▸ Given problem
Which lines of the records contain "right"? Collect every one of them.

▸ The records
-- begin --
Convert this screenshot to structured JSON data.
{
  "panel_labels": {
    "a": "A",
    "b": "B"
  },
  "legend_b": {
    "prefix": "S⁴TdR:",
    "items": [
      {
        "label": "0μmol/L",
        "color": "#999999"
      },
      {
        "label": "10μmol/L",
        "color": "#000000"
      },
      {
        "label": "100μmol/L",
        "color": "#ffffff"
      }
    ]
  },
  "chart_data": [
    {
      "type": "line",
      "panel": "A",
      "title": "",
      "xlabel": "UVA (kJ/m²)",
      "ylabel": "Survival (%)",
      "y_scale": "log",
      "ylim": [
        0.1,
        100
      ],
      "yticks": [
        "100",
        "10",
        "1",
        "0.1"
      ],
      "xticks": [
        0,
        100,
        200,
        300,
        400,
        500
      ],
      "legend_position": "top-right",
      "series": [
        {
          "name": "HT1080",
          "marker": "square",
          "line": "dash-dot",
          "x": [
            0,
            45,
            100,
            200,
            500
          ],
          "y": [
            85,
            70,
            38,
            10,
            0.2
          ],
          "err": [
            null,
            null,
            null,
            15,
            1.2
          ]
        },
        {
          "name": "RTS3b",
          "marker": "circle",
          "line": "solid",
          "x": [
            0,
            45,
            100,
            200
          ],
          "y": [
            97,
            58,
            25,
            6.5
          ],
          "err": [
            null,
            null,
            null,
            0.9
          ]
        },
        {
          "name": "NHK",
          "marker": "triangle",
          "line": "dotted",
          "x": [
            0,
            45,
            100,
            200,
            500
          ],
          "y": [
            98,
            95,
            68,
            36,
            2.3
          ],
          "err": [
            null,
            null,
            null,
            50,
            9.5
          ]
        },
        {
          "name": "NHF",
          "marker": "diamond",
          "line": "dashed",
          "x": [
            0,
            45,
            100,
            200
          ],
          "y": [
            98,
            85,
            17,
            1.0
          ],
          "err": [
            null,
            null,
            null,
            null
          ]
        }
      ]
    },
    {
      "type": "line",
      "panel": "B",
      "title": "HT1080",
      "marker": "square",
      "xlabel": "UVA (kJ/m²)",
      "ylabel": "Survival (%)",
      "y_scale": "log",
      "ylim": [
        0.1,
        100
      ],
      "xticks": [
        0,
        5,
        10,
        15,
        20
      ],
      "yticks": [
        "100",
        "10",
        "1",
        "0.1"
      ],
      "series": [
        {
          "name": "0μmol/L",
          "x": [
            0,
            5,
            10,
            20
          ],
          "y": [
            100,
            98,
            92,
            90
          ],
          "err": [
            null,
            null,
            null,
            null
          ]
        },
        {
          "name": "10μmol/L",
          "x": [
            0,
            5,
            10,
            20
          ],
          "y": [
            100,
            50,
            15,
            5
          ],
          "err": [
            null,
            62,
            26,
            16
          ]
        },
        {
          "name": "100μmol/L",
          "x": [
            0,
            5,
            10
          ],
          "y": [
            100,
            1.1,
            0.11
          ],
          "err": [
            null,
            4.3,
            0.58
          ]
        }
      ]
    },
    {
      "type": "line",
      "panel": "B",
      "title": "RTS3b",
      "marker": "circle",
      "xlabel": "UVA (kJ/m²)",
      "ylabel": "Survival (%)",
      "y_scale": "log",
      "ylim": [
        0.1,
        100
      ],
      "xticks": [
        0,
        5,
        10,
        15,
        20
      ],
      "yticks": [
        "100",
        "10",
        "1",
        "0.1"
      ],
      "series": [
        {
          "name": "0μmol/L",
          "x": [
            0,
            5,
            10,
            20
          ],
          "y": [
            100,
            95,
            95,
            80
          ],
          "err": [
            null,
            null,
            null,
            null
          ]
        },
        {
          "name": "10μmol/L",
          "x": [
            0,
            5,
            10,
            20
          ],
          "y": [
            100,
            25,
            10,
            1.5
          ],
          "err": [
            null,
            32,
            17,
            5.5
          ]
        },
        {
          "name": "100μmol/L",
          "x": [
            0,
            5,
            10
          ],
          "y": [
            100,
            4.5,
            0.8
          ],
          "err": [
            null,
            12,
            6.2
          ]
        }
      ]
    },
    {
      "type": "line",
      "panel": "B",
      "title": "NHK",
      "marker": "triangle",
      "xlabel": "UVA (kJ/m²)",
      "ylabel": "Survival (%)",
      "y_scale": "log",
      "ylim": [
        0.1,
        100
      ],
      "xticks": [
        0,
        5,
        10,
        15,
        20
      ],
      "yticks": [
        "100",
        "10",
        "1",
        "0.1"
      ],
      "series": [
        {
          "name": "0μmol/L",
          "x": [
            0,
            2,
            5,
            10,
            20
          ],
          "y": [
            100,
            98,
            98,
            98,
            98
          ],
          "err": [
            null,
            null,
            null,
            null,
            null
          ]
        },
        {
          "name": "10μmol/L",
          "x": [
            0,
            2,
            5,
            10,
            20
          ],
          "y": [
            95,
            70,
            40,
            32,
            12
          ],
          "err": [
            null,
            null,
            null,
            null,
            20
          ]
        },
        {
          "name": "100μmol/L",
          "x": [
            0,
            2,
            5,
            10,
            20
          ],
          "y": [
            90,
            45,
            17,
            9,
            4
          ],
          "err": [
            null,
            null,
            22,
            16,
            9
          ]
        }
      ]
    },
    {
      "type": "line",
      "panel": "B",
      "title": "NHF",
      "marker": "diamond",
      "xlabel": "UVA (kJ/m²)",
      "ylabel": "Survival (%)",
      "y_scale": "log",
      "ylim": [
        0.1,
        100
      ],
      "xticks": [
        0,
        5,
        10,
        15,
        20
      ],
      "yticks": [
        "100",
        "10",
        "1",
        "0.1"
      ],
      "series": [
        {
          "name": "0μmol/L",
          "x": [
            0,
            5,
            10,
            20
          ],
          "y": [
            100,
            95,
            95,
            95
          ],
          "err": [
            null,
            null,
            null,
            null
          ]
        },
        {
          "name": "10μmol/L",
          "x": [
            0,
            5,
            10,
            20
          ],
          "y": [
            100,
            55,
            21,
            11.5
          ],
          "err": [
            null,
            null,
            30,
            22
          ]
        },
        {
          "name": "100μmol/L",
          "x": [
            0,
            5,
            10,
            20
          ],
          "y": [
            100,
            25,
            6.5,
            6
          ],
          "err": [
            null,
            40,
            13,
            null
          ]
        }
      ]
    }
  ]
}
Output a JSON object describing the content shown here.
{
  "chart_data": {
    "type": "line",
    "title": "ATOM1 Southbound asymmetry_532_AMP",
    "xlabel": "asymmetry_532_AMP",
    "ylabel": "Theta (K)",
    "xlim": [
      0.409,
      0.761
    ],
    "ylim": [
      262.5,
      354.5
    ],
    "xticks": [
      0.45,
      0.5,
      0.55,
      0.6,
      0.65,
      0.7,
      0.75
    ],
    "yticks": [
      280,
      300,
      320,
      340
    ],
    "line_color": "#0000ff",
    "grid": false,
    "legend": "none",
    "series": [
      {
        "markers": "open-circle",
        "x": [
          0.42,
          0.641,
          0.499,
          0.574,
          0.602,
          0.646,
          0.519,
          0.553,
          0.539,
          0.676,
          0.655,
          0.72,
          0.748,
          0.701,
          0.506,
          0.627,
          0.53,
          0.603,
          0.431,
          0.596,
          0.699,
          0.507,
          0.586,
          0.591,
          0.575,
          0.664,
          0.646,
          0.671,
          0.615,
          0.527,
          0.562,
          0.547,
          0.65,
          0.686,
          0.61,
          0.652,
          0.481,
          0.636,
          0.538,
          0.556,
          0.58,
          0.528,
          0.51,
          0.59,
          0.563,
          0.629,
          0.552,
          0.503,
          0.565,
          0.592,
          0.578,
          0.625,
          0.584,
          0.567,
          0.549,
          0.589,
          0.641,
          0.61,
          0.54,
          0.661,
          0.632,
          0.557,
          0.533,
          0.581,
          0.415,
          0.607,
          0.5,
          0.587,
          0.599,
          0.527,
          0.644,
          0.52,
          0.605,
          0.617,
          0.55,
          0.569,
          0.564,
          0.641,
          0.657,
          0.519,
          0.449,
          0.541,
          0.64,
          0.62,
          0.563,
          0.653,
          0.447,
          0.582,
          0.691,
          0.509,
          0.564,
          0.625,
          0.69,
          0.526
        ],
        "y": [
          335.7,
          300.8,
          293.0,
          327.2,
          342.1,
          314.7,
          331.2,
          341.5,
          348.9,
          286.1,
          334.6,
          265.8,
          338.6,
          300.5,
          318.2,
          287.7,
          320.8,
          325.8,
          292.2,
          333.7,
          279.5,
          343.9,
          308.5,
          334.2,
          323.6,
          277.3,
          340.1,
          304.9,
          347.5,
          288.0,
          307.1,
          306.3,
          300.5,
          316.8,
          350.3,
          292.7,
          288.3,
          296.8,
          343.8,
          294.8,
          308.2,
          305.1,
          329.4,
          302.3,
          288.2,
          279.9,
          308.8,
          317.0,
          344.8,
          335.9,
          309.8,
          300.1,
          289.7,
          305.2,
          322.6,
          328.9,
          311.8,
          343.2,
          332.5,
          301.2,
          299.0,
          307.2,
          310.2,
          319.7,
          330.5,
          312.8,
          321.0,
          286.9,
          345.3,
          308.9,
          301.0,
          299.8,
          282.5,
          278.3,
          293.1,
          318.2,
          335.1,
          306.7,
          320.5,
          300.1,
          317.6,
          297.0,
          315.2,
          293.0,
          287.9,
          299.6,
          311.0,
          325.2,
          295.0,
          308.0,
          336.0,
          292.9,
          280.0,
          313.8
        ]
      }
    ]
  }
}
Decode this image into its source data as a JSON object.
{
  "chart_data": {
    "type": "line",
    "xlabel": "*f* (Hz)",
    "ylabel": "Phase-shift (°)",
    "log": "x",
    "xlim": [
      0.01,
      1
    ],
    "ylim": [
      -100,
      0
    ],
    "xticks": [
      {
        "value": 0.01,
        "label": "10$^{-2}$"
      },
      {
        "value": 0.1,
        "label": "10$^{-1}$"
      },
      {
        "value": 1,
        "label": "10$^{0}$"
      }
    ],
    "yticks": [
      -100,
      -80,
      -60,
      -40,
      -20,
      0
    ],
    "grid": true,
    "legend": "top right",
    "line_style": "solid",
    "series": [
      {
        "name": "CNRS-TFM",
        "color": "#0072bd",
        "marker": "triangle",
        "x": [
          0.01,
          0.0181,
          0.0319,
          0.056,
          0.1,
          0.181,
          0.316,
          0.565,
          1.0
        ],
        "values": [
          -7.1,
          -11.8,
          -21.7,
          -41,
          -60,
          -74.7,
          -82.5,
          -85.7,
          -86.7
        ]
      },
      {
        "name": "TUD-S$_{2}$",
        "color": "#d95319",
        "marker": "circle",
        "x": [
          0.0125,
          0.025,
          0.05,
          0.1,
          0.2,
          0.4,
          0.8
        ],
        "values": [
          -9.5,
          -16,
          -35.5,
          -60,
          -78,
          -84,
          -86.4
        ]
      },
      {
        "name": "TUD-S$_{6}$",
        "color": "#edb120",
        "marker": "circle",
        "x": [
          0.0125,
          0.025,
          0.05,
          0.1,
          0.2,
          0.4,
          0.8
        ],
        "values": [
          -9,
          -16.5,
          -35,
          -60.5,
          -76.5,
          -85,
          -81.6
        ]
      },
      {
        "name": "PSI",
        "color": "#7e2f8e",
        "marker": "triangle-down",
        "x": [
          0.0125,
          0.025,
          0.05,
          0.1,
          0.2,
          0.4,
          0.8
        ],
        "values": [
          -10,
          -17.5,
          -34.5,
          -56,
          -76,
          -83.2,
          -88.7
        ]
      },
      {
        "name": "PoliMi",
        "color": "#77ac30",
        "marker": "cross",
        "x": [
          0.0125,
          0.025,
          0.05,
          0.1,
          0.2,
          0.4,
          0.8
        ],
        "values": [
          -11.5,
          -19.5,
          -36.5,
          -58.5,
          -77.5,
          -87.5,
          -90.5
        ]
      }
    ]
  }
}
-- end --
▸ Exercise answer
      "legend_position": "top-right",
    "legend": "top right",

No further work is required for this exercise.